[Start DATA SHOWN]
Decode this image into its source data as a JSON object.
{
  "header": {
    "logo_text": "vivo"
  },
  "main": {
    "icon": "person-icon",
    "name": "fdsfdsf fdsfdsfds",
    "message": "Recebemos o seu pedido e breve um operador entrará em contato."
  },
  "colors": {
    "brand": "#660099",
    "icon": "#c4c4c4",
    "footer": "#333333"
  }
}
[End DATA SHOWN]
• **WHAT TO DO**
Return every entry exactly as given.

• **SOLUTION**
Decode this image into its source data as a JSON object.
{
  "header": {
    "logo_text": "vivo"
  },
  "main": {
    "icon": "person-icon",
    "name": "fdsfdsf fdsfdsfds",
    "message": "Recebemos o seu pedido e breve um operador entrará em contato."
  },
  "colors": {
    "brand": "#660099",
    "icon": "#c4c4c4",
    "footer": "#333333"
  }
}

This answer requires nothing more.